++++ GIVEN TEXT

Parentheses in a regex cause those parts of a successfully-matched string to be captured into variables $1, $2 etc. If you assign the result of a pattern match to an array then those strings will be put into the array as well, so $parts[0] contains $1 etc. If you look at the data lines for which this code didn't work, then the middle section will look like something other than 12312-1565A. Perhaps there is no hyphen, or there is a character other than digits and capital letters. If you show me these lines then I can fix my code for you. –  Borodin Apr 16 '13 at 8:48

For fun,

my @fields = reverse map "".reverse, split /\s*,/, reverse($_), 3;

Seriously,

my @fields = /^(.*),\s*(\S+),\s*(\S+)\z/;
share|improve this answer

You can use split /([^:]*:)?([^,]*),([^,]*),(.*)/g, $str.

++++++++
++++ DATA LINES

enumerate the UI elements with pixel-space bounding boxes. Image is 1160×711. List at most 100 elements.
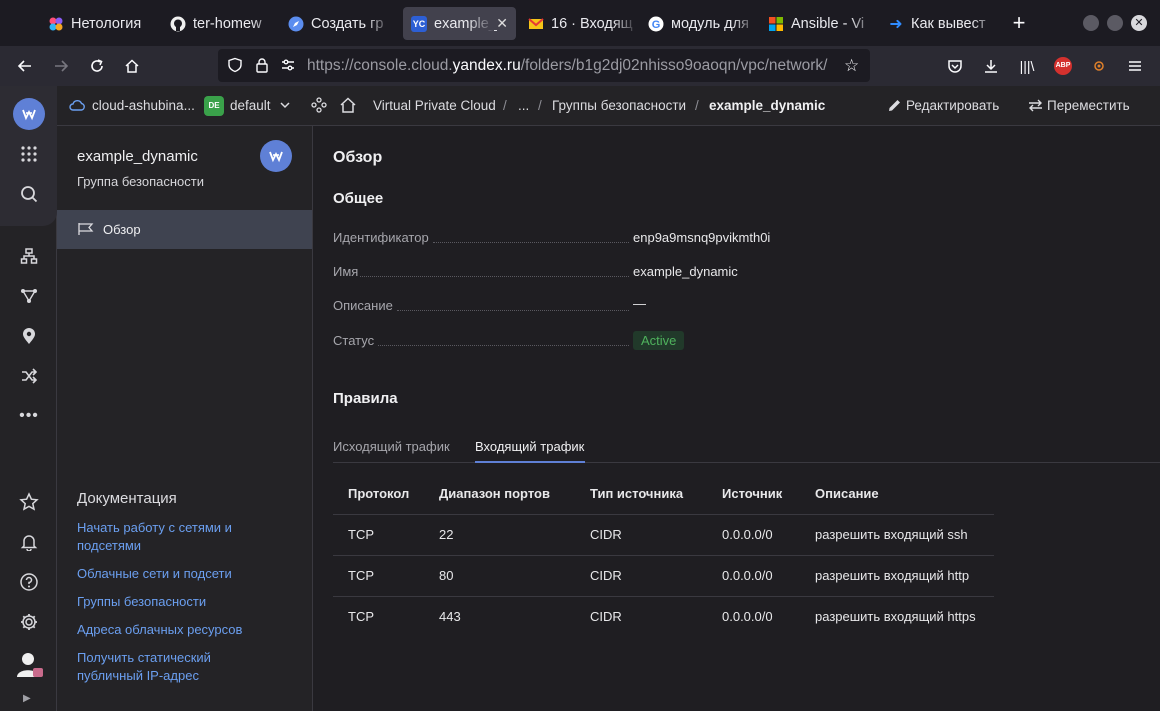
google-icon: G — [648, 16, 664, 32]
all-services-icon[interactable] — [14, 139, 44, 169]
user-avatar[interactable] — [13, 648, 45, 680]
move-arrows-icon[interactable] — [1028, 98, 1043, 116]
table-row[interactable]: TCP 80 CIDR 0.0.0.0/0 разрешить входящий… — [333, 554, 994, 596]
help-icon[interactable] — [14, 567, 44, 597]
tab-howto[interactable]: ➜ Как вывест — [888, 7, 998, 40]
dotted-leader — [360, 276, 629, 277]
resource-title: example_dynamic — [77, 148, 198, 165]
breadcrumb-ellipsis[interactable]: ... — [518, 98, 529, 113]
minimize-icon[interactable] — [1083, 15, 1099, 31]
vpc-service-icon[interactable] — [13, 98, 45, 130]
maximize-icon[interactable] — [1107, 15, 1123, 31]
tab-netology[interactable]: Нетология — [48, 7, 166, 40]
new-tab-icon[interactable]: + — [1007, 11, 1031, 35]
download-icon[interactable] — [979, 54, 1003, 78]
rules-table: Протокол Диапазон портов Тип источника И… — [333, 474, 994, 637]
table-row[interactable]: TCP 443 CIDR 0.0.0.0/0 разрешить входящи… — [333, 595, 994, 637]
column-header: Описание — [815, 486, 879, 502]
doc-link-static-ip[interactable]: Получить статический публичный IP-адрес — [77, 649, 237, 685]
home-icon[interactable] — [120, 54, 144, 78]
reload-icon[interactable] — [85, 54, 109, 78]
dotted-leader — [397, 310, 629, 311]
field-value-id[interactable]: enp9a9msnq9pvikmth0i — [633, 230, 770, 245]
table-row[interactable]: TCP 22 CIDR 0.0.0.0/0 разрешить входящий… — [333, 513, 994, 555]
move-button[interactable]: Переместить — [1047, 98, 1130, 113]
breadcrumb-security-groups[interactable]: Группы безопасности — [552, 98, 686, 113]
notifications-bell-icon[interactable] — [14, 527, 44, 557]
tab-mail[interactable]: 16 · Входящ — [528, 7, 638, 40]
more-icon[interactable]: ••• — [14, 401, 44, 431]
cell-source: 0.0.0.0/0 — [707, 513, 800, 555]
networks-icon[interactable] — [14, 241, 44, 271]
search-icon[interactable] — [14, 179, 44, 209]
tab-example-active[interactable]: YC example_ ✕ — [403, 7, 516, 40]
cloud-icon — [69, 98, 85, 115]
permissions-icon[interactable] — [280, 57, 296, 78]
doc-link-addresses[interactable]: Адреса облачных ресурсов — [77, 621, 277, 639]
doc-link-security-groups[interactable]: Группы безопасности — [77, 593, 277, 611]
tab-label: Нетология — [71, 15, 142, 32]
chevron-down-icon[interactable] — [279, 99, 291, 114]
tab-create-group[interactable]: Создать гр — [288, 7, 392, 40]
breadcrumb-vpc[interactable]: Virtual Private Cloud — [373, 98, 496, 113]
expand-rail-icon[interactable]: ▶ — [23, 693, 31, 704]
github-icon — [170, 16, 186, 32]
cell-protocol: TCP — [333, 554, 424, 596]
compass-icon — [288, 16, 304, 32]
active-tab-indicator — [475, 461, 585, 463]
cell-ports: 22 — [424, 513, 575, 555]
location-icon[interactable] — [14, 321, 44, 351]
netology-icon — [48, 16, 64, 32]
pocket-icon[interactable] — [943, 54, 967, 78]
menu-icon[interactable] — [1123, 54, 1147, 78]
vpc-logo-icon — [260, 140, 292, 172]
back-icon[interactable] — [13, 54, 37, 78]
cell-protocol: TCP — [333, 595, 424, 637]
adblock-icon[interactable]: ABP — [1051, 54, 1075, 78]
extension-icon[interactable] — [1087, 54, 1111, 78]
doc-link-networks[interactable]: Облачные сети и подсети — [77, 565, 277, 583]
tab-egress[interactable]: Исходящий трафик — [333, 439, 450, 454]
shield-icon[interactable] — [227, 57, 243, 78]
breadcrumb-current: example_dynamic — [709, 98, 826, 113]
arrow-icon: ➜ — [889, 15, 903, 33]
edit-button[interactable]: Редактировать — [906, 98, 999, 113]
settings-gear-icon[interactable] — [14, 607, 44, 637]
tab-ingress[interactable]: Входящий трафик — [475, 439, 584, 454]
tab-ansible[interactable]: Ansible - Vi — [768, 7, 876, 40]
tab-github[interactable]: ter-homew — [170, 7, 278, 40]
breadcrumb-separator: / — [503, 98, 507, 113]
table-header-row: Протокол Диапазон портов Тип источника И… — [333, 474, 994, 514]
docs-title: Документация — [77, 490, 177, 507]
cell-ports: 80 — [424, 554, 575, 596]
cell-description: разрешить входящий ssh — [800, 513, 994, 555]
cloud-name[interactable]: cloud-ashubina... — [92, 98, 195, 113]
bookmark-star-icon[interactable]: ☆ — [844, 56, 859, 76]
home-breadcrumb-icon[interactable] — [339, 96, 357, 117]
favorites-star-icon[interactable] — [14, 487, 44, 517]
pencil-icon[interactable] — [887, 98, 902, 116]
column-header: Протокол — [348, 486, 410, 502]
close-window-icon[interactable]: ✕ — [1131, 15, 1147, 31]
folder-badge: DE — [204, 96, 224, 116]
url-text[interactable]: https://console.cloud.yandex.ru/folders/… — [307, 57, 837, 75]
cell-protocol: TCP — [333, 513, 424, 555]
cell-description: разрешить входящий http — [800, 554, 994, 596]
folder-name[interactable]: default — [230, 98, 271, 113]
shuffle-icon[interactable] — [14, 361, 44, 391]
service-hub-icon[interactable] — [311, 97, 327, 116]
nav-item-overview[interactable]: Обзор — [57, 210, 312, 249]
library-icon[interactable]: |||\ — [1015, 54, 1039, 78]
breadcrumb-bar: cloud-ashubina... DE default Virtual Pri… — [57, 86, 1160, 126]
close-icon[interactable]: ✕ — [496, 15, 508, 32]
status-badge: Active — [633, 331, 685, 350]
lock-icon[interactable] — [254, 57, 270, 78]
doc-link-getting-started[interactable]: Начать работу с сетями и подсетями — [77, 519, 257, 555]
tab-google[interactable]: G модуль для — [648, 7, 758, 40]
general-section-title: Общее — [333, 190, 384, 207]
mail-icon — [528, 16, 544, 32]
routes-icon[interactable] — [14, 281, 44, 311]
forward-icon[interactable] — [49, 54, 73, 78]
address-bar[interactable]: https://console.cloud.yandex.ru/folders/… — [218, 49, 870, 82]
column-header: Тип источника — [590, 486, 684, 502]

++++++++

▸ DIRECTIVES:
1) In the regex text, what does $parts[0] contain when the result of a pattern match is assigned to an array?
2) In the entries, swap "breadcrumb-ellipsis" for "breadcrumb-more" in the lines from the one containing "google-icon: G — [648, 16, 664, 32]" through the one containing "tab-netology[interactable]: Нетология —", inclusive, and give back only those lines.

▸ PROBLEM SOLUTIONS:
1) $parts[0] contains $1.

2)
google-icon: G — [648, 16, 664, 32]
all-services-icon[interactable] — [14, 139, 44, 169]
user-avatar[interactable] — [13, 648, 45, 680]
move-arrows-icon[interactable] — [1028, 98, 1043, 116]
table-row[interactable]: TCP 80 CIDR 0.0.0.0/0 разрешить входящий… — [333, 554, 994, 596]
help-icon[interactable] — [14, 567, 44, 597]
tab-howto[interactable]: ➜ Как вывест — [888, 7, 998, 40]
dotted-leader — [360, 276, 629, 277]
resource-title: example_dynamic — [77, 148, 198, 165]
breadcrumb-more[interactable]: ... — [518, 98, 529, 113]
minimize-icon[interactable] — [1083, 15, 1099, 31]
vpc-service-icon[interactable] — [13, 98, 45, 130]
maximize-icon[interactable] — [1107, 15, 1123, 31]
tab-netology[interactable]: Нетология — [48, 7, 166, 40]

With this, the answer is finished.